* [Set task]:
Provide only the number of lines in the data below that contain the word "Book".

* [Supplied material]:
<<<<
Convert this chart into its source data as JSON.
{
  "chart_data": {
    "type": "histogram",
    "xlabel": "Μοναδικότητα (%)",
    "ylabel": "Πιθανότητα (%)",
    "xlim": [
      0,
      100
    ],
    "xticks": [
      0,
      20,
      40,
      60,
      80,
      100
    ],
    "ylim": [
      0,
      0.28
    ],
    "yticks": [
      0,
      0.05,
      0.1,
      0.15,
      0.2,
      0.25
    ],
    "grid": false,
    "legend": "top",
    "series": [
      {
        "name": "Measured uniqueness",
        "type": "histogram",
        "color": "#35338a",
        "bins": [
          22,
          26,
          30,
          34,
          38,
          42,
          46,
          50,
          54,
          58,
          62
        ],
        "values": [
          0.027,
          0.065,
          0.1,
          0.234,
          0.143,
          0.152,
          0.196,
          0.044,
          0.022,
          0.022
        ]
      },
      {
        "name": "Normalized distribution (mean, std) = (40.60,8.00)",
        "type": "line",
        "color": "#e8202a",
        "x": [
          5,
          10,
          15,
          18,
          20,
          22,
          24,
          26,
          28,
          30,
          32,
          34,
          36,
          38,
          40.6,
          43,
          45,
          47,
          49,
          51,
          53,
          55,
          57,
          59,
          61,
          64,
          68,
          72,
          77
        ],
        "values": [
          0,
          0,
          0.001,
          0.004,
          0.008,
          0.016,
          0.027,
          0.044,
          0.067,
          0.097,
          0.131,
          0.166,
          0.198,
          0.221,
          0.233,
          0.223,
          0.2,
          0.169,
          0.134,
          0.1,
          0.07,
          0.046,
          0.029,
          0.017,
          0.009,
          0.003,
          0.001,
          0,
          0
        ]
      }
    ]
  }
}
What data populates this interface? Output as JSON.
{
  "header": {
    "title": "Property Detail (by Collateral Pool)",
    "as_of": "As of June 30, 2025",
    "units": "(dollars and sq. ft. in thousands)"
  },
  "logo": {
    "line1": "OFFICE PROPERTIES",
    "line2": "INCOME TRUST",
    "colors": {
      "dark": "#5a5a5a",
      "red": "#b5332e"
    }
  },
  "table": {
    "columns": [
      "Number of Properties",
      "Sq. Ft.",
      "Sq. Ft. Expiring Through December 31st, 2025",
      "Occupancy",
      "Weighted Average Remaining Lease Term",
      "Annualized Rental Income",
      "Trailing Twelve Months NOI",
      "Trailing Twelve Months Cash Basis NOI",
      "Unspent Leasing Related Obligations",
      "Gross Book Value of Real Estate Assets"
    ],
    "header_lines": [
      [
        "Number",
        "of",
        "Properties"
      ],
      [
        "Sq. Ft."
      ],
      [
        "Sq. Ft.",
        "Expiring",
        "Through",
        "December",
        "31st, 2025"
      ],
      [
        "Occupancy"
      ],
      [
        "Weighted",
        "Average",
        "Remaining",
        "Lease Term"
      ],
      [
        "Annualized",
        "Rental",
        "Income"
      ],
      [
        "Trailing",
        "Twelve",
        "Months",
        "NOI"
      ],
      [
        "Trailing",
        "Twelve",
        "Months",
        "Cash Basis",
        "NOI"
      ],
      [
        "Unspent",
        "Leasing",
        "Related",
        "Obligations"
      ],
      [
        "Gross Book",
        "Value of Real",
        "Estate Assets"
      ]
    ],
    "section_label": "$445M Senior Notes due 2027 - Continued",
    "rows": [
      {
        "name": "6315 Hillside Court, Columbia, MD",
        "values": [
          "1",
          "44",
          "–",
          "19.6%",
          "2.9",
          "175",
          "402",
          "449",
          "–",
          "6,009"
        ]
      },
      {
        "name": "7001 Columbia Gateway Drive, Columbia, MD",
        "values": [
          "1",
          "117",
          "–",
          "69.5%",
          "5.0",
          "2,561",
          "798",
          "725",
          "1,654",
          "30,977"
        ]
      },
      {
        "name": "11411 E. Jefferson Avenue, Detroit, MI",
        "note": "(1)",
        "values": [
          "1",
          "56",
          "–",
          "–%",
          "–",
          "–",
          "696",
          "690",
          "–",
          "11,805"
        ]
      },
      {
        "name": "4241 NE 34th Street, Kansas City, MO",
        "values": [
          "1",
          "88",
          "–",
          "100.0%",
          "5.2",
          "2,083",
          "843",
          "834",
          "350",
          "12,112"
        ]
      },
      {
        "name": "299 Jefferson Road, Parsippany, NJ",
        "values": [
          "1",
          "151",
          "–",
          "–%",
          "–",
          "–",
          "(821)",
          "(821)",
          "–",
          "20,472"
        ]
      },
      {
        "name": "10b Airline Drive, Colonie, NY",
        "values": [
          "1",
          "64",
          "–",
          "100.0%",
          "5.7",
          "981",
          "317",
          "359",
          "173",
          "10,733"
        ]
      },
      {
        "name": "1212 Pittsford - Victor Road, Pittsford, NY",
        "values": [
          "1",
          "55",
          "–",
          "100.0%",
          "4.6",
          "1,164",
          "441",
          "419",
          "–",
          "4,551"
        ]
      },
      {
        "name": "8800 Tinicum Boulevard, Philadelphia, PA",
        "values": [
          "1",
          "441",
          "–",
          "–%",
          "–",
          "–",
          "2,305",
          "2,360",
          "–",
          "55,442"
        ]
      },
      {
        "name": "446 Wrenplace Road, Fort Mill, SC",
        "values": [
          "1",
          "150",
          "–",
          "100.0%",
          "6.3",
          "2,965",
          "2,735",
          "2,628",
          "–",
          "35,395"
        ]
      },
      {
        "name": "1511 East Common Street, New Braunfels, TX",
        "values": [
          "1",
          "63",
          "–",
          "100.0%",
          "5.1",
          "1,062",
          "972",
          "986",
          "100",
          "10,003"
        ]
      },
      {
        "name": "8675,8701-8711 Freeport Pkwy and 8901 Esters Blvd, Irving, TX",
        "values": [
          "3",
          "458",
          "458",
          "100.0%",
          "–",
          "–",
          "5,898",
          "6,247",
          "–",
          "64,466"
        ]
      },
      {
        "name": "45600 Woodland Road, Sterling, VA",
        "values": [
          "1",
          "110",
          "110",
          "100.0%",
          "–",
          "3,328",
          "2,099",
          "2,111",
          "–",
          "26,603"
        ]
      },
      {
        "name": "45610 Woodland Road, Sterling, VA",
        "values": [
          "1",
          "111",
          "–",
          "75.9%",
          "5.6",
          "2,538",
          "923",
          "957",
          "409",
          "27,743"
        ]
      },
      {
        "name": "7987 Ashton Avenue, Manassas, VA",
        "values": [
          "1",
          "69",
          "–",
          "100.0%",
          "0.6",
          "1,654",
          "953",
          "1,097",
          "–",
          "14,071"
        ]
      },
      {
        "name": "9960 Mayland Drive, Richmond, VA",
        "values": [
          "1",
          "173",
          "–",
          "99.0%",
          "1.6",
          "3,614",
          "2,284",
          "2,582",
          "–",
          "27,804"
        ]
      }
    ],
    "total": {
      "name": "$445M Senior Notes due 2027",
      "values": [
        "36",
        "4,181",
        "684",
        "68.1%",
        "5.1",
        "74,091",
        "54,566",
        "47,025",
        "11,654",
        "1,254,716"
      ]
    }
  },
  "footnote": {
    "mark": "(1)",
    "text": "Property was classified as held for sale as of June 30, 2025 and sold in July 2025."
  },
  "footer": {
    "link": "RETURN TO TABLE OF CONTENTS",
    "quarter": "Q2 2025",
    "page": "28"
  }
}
>>>>
* [Result]:
2